What is expected =>
State how many lines of the records below contain the word "eigenes", giving the number and nothing else.

BEGIN Dataset extract

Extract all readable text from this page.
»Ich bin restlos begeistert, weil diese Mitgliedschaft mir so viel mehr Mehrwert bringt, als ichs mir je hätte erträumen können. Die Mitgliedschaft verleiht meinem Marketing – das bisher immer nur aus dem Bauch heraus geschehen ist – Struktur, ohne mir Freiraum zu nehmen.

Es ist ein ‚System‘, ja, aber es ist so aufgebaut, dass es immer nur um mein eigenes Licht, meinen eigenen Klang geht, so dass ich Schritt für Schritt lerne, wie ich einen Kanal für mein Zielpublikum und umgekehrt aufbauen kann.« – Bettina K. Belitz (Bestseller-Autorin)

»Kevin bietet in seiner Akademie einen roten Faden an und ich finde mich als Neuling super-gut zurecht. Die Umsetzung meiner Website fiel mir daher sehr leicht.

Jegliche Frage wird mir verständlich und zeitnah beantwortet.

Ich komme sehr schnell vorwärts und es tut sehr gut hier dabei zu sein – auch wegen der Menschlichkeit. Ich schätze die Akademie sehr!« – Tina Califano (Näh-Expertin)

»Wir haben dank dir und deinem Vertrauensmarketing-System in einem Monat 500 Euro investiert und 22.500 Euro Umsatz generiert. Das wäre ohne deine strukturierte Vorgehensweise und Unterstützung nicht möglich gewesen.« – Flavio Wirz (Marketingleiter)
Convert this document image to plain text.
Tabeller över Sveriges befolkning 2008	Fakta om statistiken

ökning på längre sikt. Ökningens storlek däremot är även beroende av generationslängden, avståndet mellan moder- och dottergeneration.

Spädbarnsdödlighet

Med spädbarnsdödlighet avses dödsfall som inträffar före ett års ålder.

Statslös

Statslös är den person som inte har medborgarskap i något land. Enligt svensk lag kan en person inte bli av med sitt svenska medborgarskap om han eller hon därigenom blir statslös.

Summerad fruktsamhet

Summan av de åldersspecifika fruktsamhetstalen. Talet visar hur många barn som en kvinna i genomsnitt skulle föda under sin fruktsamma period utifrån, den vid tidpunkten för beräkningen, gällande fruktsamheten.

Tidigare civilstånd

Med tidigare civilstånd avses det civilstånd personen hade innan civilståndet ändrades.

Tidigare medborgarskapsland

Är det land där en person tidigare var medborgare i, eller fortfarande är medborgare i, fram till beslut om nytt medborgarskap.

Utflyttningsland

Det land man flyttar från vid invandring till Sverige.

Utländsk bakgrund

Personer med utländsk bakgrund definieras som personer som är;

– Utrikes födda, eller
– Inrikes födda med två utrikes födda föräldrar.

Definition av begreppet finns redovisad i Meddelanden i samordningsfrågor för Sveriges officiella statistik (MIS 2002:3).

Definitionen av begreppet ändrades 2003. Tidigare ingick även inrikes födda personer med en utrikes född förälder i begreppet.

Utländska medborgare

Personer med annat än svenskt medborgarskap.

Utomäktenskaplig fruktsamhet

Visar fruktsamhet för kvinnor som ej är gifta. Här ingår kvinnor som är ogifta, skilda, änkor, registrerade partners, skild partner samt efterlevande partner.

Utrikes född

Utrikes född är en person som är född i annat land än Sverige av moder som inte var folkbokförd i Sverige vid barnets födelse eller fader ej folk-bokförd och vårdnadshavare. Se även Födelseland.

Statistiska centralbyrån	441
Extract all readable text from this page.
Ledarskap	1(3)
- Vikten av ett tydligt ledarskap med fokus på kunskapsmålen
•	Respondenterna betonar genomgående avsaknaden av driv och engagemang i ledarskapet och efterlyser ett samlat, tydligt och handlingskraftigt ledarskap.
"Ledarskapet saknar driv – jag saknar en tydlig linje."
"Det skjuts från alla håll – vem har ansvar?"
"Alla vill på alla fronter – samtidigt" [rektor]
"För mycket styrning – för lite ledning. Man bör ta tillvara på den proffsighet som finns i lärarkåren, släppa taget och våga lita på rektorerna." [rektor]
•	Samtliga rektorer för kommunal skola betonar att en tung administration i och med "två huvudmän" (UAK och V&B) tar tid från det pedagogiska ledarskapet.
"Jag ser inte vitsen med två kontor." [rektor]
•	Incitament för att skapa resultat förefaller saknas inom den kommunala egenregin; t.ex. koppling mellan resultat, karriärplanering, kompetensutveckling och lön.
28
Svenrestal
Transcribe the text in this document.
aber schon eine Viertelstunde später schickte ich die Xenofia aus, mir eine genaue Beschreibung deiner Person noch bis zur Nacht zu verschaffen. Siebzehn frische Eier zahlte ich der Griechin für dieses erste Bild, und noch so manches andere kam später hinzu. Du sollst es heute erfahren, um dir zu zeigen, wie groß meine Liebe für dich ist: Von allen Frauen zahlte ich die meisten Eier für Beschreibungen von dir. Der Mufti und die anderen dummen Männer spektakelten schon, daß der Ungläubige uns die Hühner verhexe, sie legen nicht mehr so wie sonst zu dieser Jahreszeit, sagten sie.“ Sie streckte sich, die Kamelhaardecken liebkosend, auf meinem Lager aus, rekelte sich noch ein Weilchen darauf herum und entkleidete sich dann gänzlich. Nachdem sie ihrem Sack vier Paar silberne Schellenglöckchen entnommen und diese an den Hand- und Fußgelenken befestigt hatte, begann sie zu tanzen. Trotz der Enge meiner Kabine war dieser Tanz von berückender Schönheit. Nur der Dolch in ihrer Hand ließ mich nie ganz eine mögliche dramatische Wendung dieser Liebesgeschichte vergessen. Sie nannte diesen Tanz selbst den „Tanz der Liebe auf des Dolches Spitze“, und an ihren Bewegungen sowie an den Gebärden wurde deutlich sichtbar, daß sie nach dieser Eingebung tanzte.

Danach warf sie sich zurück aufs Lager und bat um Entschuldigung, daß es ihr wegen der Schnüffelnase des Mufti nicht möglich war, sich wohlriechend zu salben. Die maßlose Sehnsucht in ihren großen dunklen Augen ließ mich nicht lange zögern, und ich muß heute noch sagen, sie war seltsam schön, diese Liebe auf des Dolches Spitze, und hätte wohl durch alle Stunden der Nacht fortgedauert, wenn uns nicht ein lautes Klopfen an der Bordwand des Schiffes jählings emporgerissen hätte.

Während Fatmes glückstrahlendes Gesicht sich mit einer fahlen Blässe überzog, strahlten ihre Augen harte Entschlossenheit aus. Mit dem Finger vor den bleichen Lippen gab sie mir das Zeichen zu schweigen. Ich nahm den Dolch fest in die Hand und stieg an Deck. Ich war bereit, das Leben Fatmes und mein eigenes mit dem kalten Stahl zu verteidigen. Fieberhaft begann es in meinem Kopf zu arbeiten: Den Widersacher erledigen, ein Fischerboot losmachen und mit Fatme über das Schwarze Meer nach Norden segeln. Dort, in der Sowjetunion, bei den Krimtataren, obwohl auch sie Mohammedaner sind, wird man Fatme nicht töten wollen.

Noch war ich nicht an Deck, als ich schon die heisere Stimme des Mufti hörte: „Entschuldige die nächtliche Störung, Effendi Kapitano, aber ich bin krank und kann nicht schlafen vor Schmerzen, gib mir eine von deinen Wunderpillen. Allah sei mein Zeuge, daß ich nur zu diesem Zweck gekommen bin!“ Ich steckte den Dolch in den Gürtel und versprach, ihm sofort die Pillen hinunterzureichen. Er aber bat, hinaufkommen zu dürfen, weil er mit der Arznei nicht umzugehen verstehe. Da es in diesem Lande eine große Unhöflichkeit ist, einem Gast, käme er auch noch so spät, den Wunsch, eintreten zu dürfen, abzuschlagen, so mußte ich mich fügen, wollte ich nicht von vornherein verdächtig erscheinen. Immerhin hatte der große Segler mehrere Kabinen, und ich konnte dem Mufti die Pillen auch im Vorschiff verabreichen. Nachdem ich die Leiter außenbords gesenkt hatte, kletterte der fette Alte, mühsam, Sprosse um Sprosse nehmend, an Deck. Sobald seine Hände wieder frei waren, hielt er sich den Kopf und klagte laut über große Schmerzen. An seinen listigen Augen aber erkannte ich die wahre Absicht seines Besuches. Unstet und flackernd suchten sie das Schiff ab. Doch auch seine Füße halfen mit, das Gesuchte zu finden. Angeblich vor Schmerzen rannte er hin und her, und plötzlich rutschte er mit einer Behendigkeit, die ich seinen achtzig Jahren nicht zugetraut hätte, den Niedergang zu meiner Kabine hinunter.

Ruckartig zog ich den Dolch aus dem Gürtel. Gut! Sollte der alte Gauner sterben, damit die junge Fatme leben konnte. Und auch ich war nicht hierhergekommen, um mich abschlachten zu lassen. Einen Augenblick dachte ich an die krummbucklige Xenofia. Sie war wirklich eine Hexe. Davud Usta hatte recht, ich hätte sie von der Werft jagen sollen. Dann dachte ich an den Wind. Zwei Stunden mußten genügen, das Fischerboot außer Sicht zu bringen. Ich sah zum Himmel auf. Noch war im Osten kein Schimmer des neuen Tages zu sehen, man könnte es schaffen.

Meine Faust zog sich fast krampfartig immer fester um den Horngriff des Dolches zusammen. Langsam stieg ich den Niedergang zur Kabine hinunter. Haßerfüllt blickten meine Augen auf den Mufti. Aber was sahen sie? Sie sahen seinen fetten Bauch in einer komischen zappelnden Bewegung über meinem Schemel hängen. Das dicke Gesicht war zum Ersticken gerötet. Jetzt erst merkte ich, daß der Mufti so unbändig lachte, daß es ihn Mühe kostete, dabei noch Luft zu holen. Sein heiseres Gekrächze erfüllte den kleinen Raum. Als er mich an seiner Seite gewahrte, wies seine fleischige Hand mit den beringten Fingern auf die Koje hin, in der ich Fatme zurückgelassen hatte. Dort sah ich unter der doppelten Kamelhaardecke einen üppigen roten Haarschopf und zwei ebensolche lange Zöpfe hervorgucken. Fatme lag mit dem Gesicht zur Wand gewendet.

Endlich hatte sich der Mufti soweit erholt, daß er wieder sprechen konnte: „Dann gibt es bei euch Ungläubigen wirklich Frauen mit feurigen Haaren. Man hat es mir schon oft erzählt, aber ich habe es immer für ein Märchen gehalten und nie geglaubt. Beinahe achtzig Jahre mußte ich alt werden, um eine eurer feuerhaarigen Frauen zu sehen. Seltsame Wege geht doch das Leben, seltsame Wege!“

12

END Dataset extract

Written response =>
2